* Begin Text block *

At a press conference Monday, Mr. Bush seemed to recognize that his administration’s first and only Mideast initiative has, like all the Mideast initiatives of his predecessors, come to nothing. For the second time in four days, the vacationing president’s Mideast remarks were offered during a round of golf; this time they included the observation that Palestinian leader Yasser Arafat ”ought to do a lot more” to quell the violence.
More is what is needed, but not just from Mr. Arafat. The Bush administration’s reserved approach to a situation at the brink of full-blown war at first made some sense, following as it did the deep personal involvement of President Clinton and the opportunity it provided anti-American elements in the region to serve up humiliation. Now, however, the administration is in danger of going from being standoffish to looking powerless.
The president’s criticism of Mr. Arafat is valid: he presents himself to the world as the leader of the Palestinian people, yet he refuses to lead the way to an enforced cease-fire; the Oslo agreements put at his disposal a large and well-equipped police force, yet he will not use it to arrest known terrorists; his condemnation of the latest bombing was equivocal to the point of being meaningless. Criticism of Israeli Prime Minister Ariel Sharon, had it been offered, also would have rung true had it been pointed out that the military takeover of the Palestinian government center in East Jerusalem and the tank attacks on Palestinian police stations could only have been authorized by someone with no interest in a negotiated peace.

* End Text block *
* Begin Raw records *

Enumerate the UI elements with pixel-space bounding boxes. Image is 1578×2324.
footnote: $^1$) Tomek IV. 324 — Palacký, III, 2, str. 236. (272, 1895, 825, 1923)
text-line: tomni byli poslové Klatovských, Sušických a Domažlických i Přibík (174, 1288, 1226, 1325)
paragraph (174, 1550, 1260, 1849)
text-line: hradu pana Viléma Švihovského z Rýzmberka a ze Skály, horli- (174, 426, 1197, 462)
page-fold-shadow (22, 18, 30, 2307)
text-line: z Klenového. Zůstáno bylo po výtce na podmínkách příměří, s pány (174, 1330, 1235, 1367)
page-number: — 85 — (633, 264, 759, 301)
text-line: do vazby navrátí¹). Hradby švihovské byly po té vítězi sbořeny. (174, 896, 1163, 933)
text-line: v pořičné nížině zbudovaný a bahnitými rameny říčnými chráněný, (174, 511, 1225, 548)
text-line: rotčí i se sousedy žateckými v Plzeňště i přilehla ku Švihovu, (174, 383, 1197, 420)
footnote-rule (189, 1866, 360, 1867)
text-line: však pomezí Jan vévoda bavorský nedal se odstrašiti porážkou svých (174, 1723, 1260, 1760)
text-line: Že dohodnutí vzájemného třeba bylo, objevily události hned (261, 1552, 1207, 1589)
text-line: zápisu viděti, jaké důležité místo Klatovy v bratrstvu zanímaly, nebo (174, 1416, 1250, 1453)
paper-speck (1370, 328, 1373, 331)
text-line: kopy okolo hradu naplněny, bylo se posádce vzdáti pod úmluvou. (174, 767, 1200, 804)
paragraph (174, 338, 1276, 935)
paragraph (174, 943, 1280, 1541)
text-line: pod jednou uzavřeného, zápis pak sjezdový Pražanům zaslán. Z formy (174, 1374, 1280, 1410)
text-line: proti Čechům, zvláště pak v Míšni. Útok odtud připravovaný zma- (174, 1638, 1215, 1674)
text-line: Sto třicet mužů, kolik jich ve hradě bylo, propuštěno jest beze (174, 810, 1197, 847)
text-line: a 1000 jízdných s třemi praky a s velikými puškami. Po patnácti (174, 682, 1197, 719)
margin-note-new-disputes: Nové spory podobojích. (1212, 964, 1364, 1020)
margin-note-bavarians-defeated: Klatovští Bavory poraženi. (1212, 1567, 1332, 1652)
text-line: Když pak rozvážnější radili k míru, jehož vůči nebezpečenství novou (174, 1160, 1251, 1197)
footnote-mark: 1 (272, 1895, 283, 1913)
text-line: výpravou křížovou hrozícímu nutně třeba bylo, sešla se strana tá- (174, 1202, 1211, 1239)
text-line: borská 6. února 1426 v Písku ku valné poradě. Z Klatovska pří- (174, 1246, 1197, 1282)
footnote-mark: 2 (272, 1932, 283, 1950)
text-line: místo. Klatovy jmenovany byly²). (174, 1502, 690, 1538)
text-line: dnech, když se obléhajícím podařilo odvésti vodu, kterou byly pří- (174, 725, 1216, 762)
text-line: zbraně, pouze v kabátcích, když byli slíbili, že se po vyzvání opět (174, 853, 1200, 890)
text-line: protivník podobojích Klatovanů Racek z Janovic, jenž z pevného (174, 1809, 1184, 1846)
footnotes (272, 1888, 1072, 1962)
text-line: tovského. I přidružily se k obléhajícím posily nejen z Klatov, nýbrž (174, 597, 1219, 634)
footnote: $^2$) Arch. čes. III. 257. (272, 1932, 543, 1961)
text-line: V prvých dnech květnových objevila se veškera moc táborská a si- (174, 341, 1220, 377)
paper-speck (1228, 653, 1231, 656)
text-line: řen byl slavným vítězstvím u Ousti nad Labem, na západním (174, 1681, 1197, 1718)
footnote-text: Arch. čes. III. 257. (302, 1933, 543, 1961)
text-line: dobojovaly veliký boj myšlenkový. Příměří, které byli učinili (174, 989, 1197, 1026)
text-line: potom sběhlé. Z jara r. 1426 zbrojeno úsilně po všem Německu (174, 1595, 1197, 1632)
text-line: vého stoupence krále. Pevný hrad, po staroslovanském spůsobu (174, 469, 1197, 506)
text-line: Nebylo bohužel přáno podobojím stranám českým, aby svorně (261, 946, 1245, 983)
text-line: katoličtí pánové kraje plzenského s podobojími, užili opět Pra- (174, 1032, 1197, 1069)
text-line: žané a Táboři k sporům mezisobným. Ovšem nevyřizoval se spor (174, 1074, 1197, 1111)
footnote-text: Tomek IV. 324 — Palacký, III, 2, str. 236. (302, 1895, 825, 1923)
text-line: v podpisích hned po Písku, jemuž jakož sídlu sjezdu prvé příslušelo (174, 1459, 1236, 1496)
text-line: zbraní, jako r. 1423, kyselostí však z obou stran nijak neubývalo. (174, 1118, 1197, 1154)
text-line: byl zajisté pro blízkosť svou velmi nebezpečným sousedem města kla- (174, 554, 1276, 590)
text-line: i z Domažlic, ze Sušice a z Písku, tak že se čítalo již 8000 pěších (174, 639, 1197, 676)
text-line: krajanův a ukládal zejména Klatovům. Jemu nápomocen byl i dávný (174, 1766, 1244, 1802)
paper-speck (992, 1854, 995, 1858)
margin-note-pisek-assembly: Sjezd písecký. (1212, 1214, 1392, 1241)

* End Raw records *

- Goal of the exercise
Continue the passage above on the Bush administration's Mideast approach, beginning after its final sentence.

- Written response
As for himself, Mr. Bush need not engage in self-criticism, but must acknowledge that repeatedly denouncing violence is not a policy, it’s a broken record. He sought the job of leader of the world’s only superpower; like it or not, using the United States’ unmatched influence over both Israeli and Palestinian leaders to halt the accelerating bloodshed comes with the job.
Both already use that influence to their advantage. Israel is able to keep its hostile neighbors at bay largely because of American aid and weapons. The Palestinians count on America to restrain Israeli responses to terrorist attacks and to provide high-level diplomatic contacts when needed. America must make it clear that those advantages will continue only with sincere efforts to sustain a cease-fire and to re-open peace talks. That clarity can only come from a blunt, forceful and engaged American president.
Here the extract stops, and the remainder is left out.